* [PROMPT]: Each line containing the word "Advanced" needs to be copied.

↓↓↓

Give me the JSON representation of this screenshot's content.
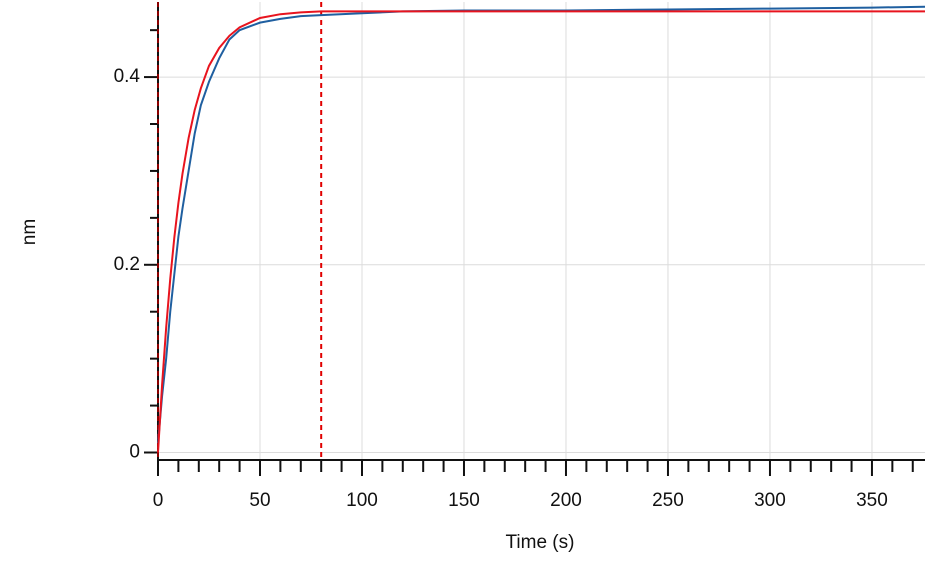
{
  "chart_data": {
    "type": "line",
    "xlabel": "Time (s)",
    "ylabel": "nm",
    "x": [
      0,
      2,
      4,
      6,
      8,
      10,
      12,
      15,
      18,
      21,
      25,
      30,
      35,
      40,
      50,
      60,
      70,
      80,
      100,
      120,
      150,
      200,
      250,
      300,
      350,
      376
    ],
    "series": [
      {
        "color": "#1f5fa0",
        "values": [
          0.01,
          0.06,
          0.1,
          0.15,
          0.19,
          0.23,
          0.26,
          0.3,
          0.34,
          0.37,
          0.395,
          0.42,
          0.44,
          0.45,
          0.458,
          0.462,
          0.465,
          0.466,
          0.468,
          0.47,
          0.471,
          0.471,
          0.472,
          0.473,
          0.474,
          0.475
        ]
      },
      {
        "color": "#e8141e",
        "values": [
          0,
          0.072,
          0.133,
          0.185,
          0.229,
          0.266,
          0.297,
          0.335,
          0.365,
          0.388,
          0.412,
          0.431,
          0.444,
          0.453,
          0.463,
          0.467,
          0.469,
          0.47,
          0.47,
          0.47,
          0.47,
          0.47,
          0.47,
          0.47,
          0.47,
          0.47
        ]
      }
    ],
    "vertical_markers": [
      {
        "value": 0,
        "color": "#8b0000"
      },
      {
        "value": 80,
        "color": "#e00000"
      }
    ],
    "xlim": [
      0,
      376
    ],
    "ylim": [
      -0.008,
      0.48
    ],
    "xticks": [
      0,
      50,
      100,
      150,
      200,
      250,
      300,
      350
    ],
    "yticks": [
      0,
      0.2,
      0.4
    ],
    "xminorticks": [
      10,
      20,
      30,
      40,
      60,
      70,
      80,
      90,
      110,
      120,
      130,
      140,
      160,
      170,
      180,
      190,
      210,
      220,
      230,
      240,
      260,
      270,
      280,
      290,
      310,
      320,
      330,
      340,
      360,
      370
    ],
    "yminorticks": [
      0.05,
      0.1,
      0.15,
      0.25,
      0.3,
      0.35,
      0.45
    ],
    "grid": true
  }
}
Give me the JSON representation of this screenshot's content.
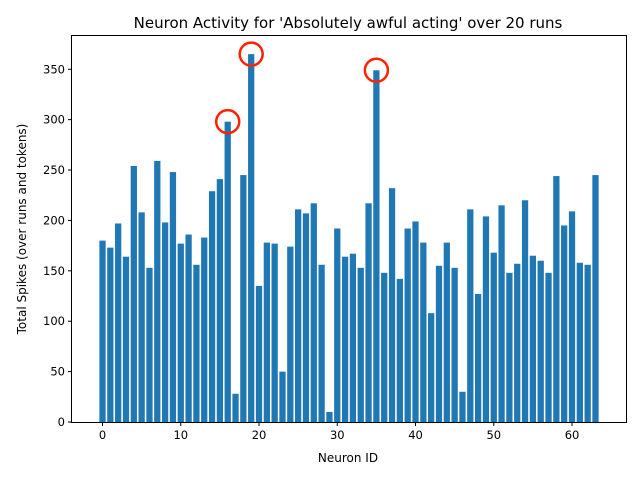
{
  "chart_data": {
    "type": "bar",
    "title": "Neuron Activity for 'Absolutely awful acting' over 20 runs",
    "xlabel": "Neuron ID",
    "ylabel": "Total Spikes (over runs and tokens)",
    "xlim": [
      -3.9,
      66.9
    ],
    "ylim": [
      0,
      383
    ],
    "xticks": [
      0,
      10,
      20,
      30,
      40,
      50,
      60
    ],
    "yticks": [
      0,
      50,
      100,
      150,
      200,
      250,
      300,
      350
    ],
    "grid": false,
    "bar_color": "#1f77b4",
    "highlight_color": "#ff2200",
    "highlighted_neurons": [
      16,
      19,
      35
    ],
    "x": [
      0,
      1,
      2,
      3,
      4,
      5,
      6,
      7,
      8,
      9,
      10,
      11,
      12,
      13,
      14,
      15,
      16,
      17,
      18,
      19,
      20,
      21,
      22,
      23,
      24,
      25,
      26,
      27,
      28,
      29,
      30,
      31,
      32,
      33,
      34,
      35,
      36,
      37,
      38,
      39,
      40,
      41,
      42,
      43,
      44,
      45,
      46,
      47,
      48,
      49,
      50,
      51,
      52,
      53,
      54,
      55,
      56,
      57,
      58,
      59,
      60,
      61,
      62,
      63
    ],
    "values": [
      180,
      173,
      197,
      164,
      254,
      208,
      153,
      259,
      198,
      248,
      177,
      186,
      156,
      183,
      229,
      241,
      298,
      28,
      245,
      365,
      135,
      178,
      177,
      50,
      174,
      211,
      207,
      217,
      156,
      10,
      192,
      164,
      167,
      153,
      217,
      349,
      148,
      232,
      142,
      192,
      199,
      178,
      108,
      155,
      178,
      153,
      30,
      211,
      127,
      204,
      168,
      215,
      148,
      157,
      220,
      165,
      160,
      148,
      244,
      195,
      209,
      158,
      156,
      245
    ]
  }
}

↑↑↑
↓↓↓

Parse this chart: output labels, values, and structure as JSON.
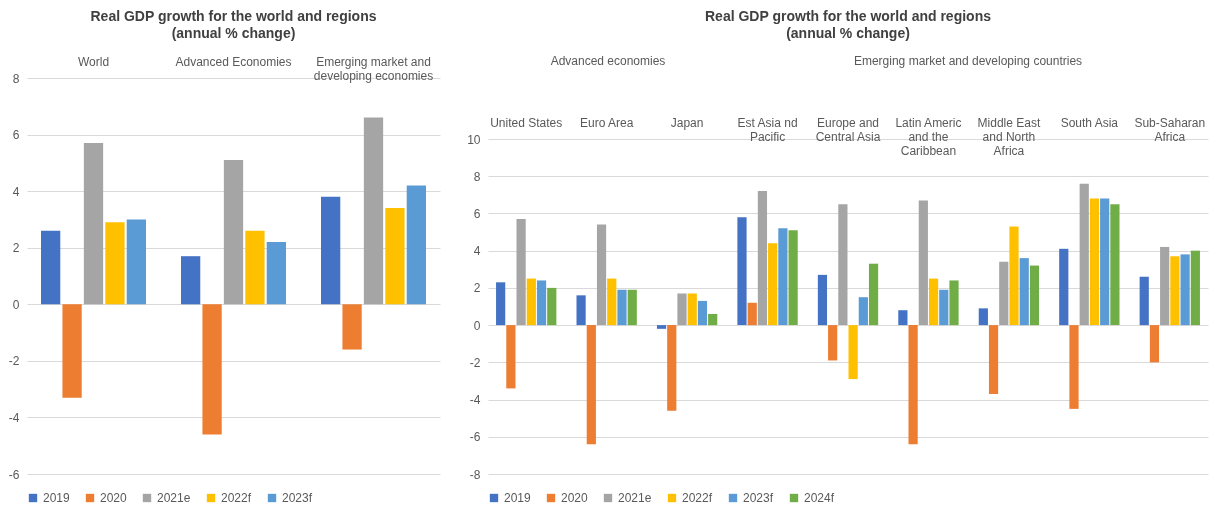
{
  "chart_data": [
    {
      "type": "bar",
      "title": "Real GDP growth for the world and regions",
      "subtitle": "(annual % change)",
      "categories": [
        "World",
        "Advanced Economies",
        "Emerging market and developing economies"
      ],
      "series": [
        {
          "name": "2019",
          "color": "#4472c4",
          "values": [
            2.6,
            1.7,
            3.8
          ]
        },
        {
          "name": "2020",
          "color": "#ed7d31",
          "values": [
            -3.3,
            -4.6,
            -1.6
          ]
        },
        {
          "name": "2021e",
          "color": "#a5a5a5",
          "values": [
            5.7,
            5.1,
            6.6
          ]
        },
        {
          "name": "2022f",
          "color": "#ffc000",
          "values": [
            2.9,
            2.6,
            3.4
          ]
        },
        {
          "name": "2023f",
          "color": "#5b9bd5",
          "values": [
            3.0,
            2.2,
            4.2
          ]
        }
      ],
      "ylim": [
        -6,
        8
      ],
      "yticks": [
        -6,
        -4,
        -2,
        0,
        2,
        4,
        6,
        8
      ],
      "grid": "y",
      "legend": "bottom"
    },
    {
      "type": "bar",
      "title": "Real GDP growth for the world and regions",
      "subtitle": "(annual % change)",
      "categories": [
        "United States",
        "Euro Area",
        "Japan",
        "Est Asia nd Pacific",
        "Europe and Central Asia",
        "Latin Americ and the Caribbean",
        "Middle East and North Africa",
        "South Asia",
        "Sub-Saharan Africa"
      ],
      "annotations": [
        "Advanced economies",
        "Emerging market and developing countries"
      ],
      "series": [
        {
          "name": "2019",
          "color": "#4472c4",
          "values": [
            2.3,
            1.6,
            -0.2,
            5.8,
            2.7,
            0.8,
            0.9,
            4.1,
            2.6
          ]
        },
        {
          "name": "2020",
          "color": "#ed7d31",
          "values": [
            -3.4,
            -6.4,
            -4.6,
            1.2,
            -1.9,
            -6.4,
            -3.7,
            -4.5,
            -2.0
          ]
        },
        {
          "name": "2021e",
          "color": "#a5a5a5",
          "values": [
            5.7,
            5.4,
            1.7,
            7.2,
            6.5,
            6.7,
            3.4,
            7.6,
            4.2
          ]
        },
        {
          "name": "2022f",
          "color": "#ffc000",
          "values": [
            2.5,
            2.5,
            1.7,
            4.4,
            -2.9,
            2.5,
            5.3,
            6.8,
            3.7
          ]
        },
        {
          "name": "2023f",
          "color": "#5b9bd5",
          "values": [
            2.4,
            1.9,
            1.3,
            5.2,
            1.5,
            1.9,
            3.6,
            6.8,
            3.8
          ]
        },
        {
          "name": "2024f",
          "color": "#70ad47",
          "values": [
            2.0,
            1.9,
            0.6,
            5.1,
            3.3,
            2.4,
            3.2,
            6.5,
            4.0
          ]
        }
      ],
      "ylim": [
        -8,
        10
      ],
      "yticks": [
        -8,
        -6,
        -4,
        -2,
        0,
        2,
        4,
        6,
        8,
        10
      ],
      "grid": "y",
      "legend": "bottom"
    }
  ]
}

↑↑↑

* [TASK RESULT]:
        "Advanced Economies",
        "Advanced economies",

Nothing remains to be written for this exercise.